• Work to complete: Copy each line below in which the string "eslabones" occurs.

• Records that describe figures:
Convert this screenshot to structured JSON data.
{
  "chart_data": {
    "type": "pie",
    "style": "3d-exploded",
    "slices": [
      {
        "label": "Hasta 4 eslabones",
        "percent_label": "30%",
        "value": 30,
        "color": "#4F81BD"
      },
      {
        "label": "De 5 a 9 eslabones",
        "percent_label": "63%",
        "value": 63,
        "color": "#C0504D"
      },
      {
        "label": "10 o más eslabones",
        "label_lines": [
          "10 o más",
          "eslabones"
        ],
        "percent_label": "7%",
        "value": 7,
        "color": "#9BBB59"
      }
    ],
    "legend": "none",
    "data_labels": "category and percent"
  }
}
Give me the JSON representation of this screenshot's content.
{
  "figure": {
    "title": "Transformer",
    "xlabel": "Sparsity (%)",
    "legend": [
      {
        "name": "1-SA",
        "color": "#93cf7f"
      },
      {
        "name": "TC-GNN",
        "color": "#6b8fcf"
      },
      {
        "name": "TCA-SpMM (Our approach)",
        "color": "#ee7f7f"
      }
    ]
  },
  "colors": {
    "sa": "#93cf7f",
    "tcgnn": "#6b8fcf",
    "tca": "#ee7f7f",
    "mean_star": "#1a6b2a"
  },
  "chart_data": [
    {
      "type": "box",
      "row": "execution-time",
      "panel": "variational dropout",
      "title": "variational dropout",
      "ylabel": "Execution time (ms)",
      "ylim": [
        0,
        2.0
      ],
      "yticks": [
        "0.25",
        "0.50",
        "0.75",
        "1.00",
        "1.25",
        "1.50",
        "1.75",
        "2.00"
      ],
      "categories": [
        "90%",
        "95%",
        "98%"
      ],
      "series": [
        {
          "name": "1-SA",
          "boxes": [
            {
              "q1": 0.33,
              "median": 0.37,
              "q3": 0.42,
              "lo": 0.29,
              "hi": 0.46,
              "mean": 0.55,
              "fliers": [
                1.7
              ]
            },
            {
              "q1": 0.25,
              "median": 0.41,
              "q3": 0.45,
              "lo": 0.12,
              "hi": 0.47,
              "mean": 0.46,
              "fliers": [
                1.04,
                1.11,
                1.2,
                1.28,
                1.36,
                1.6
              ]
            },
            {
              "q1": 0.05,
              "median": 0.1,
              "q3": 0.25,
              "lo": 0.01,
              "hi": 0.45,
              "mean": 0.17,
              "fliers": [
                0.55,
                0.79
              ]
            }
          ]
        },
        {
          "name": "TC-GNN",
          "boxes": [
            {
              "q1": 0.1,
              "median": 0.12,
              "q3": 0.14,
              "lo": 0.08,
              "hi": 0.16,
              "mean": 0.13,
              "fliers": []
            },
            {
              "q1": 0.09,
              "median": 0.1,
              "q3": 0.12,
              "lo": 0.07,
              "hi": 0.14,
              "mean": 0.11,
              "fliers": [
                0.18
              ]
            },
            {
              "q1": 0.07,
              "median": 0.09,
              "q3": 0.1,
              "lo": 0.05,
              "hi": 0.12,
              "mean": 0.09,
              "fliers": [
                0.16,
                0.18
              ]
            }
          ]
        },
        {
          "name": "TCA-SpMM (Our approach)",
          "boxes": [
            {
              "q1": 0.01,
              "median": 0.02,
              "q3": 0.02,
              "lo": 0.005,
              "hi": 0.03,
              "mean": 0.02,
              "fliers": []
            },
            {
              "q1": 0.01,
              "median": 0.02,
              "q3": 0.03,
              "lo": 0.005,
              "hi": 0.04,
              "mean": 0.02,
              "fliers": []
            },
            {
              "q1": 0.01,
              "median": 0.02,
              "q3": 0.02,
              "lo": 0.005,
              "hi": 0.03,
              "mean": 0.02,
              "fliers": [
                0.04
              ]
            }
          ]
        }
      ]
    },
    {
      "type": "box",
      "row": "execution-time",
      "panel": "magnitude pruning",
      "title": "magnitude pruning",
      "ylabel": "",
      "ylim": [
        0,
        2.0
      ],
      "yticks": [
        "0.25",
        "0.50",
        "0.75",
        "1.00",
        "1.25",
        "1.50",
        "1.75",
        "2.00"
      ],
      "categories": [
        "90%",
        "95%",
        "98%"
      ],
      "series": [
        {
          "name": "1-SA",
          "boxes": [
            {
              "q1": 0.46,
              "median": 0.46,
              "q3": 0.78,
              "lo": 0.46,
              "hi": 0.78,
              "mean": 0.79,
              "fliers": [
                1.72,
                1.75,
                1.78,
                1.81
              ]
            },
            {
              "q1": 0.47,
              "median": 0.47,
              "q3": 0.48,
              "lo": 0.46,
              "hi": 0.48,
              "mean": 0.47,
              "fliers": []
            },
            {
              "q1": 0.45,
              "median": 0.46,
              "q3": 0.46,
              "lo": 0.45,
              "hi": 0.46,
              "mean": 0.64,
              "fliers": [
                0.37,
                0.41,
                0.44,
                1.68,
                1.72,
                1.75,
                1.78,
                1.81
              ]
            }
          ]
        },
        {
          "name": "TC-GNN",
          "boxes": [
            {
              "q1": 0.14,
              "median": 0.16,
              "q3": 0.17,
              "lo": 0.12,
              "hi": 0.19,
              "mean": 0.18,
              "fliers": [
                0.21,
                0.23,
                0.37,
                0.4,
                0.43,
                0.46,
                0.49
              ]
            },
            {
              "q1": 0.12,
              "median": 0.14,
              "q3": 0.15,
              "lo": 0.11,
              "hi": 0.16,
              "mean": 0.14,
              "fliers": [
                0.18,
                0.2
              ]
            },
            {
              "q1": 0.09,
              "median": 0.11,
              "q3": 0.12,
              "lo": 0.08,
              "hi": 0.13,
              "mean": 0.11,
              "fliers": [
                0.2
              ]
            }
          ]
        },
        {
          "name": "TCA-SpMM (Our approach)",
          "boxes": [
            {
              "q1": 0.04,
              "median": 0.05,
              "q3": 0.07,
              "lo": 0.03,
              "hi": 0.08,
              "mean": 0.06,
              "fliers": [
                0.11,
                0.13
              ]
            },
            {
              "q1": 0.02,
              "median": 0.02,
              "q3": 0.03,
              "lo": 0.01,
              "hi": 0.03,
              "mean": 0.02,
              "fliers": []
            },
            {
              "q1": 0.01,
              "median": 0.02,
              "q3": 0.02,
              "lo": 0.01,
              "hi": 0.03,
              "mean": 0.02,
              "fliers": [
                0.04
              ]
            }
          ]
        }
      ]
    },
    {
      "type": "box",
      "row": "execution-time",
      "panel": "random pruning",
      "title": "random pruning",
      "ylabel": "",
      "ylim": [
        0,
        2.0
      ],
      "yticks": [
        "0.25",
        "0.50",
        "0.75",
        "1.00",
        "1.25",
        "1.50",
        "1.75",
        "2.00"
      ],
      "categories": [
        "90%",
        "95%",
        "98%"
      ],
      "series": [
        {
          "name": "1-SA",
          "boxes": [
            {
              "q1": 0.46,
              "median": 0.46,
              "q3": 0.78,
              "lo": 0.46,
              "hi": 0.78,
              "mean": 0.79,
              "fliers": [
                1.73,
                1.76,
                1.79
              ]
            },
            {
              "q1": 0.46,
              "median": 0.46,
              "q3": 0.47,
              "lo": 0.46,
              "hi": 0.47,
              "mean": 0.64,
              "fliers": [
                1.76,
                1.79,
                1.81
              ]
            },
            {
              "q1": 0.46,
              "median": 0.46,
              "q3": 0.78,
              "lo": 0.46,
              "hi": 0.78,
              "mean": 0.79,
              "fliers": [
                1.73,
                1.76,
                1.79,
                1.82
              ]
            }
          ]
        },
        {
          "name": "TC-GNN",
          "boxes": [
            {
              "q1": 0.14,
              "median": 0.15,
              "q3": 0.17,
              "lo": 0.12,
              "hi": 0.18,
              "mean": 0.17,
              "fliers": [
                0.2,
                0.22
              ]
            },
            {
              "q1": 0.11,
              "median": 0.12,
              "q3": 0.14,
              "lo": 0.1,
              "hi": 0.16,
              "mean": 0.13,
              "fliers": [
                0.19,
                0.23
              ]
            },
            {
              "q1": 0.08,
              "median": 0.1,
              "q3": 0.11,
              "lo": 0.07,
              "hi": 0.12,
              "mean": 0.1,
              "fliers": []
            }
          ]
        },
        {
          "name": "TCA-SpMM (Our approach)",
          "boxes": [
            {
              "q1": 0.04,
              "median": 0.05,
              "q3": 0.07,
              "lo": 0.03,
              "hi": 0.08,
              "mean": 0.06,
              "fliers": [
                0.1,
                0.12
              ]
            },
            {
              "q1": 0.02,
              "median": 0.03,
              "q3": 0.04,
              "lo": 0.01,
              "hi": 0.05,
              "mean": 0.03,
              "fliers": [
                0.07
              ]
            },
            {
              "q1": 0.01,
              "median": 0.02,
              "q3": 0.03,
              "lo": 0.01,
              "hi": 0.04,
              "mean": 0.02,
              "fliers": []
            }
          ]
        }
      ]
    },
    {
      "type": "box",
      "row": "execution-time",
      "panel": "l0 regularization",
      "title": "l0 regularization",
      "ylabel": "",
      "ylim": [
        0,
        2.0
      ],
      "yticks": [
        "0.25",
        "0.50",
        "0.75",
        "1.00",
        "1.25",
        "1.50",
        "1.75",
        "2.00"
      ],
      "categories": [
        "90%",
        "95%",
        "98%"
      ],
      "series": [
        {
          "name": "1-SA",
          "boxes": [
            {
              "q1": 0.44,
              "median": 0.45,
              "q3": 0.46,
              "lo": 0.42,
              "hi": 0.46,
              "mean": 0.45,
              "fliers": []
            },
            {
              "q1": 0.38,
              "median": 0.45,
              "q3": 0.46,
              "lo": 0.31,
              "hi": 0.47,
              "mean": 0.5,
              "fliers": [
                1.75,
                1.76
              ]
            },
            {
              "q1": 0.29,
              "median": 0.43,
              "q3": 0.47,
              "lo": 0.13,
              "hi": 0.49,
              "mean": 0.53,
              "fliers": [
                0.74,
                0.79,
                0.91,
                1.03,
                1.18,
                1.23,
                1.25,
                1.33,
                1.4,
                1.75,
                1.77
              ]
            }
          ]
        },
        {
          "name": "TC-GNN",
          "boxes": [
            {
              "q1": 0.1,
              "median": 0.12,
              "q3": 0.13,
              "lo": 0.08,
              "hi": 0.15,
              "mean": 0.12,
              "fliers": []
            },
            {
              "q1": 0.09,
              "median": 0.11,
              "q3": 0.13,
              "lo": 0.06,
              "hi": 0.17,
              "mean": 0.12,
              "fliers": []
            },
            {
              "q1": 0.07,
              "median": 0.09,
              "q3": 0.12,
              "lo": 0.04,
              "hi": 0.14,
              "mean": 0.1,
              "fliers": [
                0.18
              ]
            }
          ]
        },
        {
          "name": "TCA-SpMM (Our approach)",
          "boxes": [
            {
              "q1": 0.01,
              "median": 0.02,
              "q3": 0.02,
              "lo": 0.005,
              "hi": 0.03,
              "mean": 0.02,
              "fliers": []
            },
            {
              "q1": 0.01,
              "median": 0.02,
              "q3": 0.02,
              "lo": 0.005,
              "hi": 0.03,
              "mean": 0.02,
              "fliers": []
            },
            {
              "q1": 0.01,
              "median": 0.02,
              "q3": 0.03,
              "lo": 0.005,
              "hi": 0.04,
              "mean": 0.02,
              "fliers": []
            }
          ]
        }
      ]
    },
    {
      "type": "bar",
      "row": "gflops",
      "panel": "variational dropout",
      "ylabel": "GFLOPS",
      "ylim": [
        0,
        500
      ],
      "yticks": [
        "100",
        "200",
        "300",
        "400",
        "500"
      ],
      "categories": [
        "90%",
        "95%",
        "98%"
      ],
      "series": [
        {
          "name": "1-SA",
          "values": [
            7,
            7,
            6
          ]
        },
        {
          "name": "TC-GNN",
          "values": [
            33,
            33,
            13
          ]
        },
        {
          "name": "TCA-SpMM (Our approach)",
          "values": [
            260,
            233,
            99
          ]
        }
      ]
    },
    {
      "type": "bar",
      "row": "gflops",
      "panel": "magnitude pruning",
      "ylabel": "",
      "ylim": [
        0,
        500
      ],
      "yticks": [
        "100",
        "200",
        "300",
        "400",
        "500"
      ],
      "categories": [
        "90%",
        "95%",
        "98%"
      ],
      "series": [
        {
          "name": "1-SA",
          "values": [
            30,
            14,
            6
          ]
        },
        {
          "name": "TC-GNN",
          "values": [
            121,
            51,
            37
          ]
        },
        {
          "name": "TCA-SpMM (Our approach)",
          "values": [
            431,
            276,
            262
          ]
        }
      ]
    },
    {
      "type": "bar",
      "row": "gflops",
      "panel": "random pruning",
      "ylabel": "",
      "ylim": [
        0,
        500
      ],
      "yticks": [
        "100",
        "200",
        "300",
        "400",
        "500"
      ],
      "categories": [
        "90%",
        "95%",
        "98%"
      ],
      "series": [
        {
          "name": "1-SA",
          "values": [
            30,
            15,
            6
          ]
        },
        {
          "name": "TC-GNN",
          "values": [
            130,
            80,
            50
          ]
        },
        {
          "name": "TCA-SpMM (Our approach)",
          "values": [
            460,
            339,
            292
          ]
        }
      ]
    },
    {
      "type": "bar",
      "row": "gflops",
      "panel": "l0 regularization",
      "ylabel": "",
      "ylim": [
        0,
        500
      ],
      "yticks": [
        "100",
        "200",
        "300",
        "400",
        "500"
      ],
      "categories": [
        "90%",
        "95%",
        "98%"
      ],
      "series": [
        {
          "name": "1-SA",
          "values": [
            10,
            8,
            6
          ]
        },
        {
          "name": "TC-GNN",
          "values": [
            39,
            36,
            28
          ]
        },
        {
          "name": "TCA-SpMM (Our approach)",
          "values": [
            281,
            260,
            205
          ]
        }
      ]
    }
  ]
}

• Exercise solution:
        "label": "Hasta 4 eslabones",
        "label": "De 5 a 9 eslabones",
        "label": "10 o más eslabones",
          "eslabones"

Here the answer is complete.